_Study material_
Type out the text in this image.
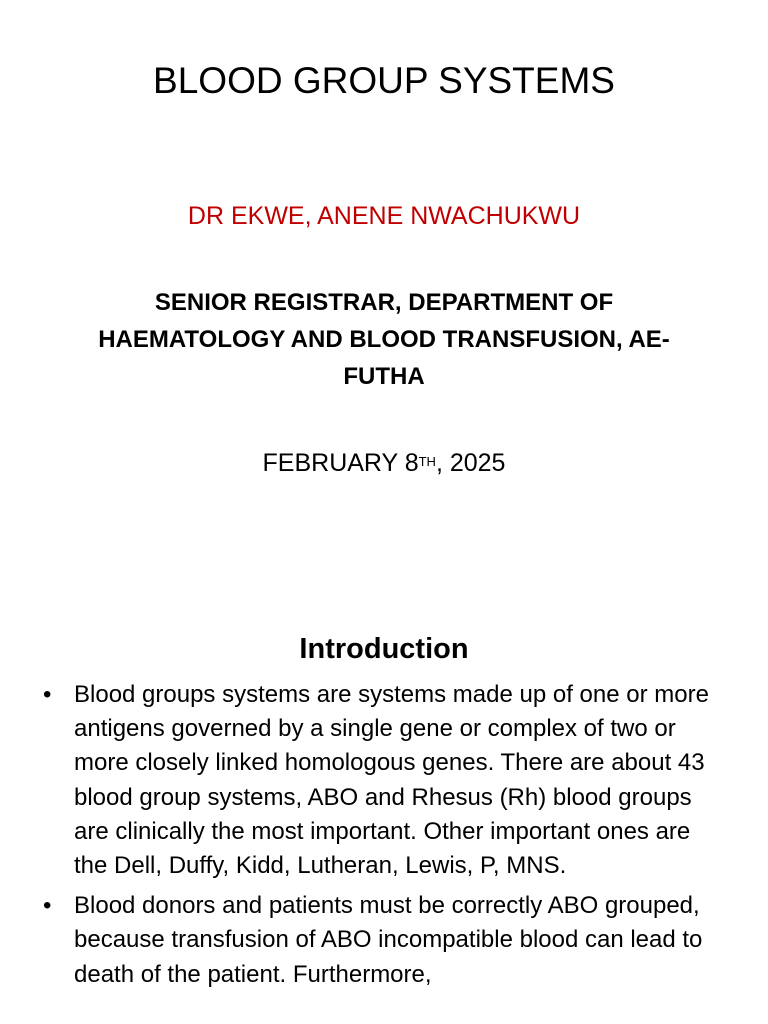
BLOOD GROUP SYSTEMS
DR EKWE, ANENE NWACHUKWU
SENIOR REGISTRAR, DEPARTMENT OF HAEMATOLOGY AND BLOOD TRANSFUSION, AE-FUTHA
FEBRUARY 8TH, 2025
Introduction
• Blood groups systems are systems made up of one or more antigens governed by a single gene or complex of two or more closely linked homologous genes. There are about 43 blood group systems, ABO and Rhesus (Rh) blood groups are clinically the most important. Other important ones are the Dell, Duffy, Kidd, Lutheran, Lewis, P, MNS.
• Blood donors and patients must be correctly ABO grouped, because transfusion of ABO incompatible blood can lead to death of the patient. Furthermore,
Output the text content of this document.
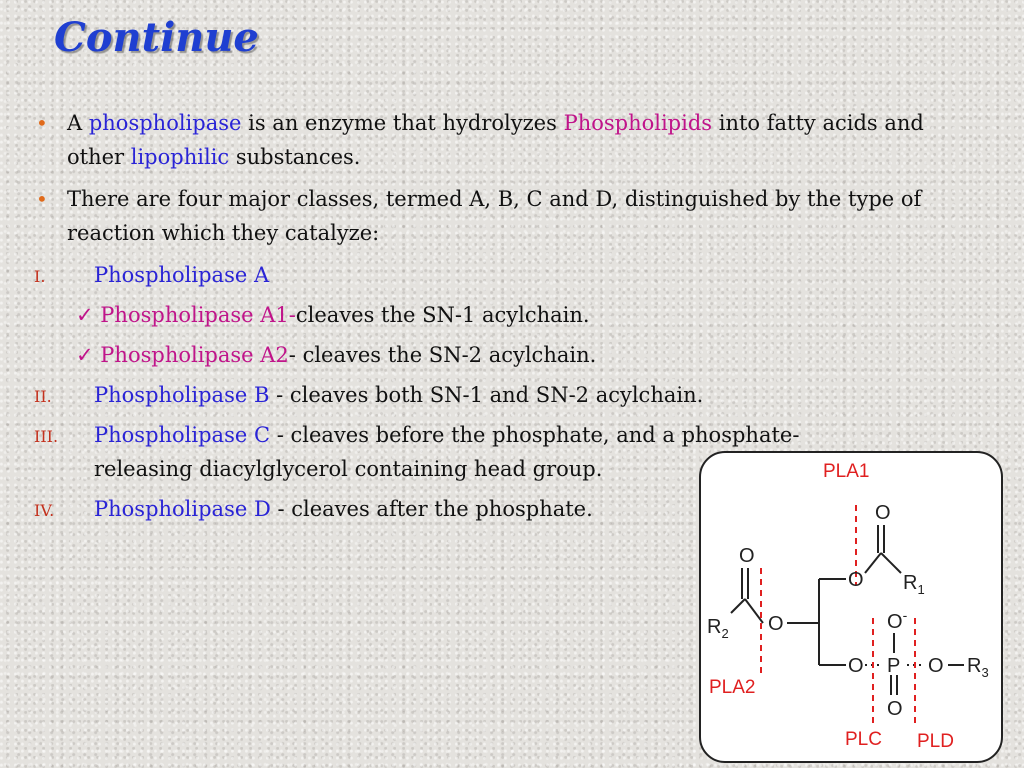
Continue

• A phospholipase is an enzyme that hydrolyzes Phospholipids into fatty acids and other lipophilic substances.

• There are four major classes, termed A, B, C and D, distinguished by the type of reaction which they catalyze:

I. Phospholipase A

✓ Phospholipase A1-cleaves the SN-1 acylchain.

✓ Phospholipase A2- cleaves the SN-2 acylchain.

II. Phospholipase B - cleaves both SN-1 and SN-2 acylchain.

III. Phospholipase C - cleaves before the phosphate, and a phosphate-releasing diacylglycerol containing head group.

IV. Phospholipase D - cleaves after the phosphate.

O
$R_2$ O
O
O
$R_1$
O
O-
P
O
O $R_3$
PLA1
PLA2
PLC PLD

_Exercise objective_
Out of the data above, return each line where the word "phosphate" can be found.

_Completed exercise_
III. Phospholipase C - cleaves before the phosphate, and a phosphate-releasing diacylglycerol containing head group.
IV. Phospholipase D - cleaves after the phosphate.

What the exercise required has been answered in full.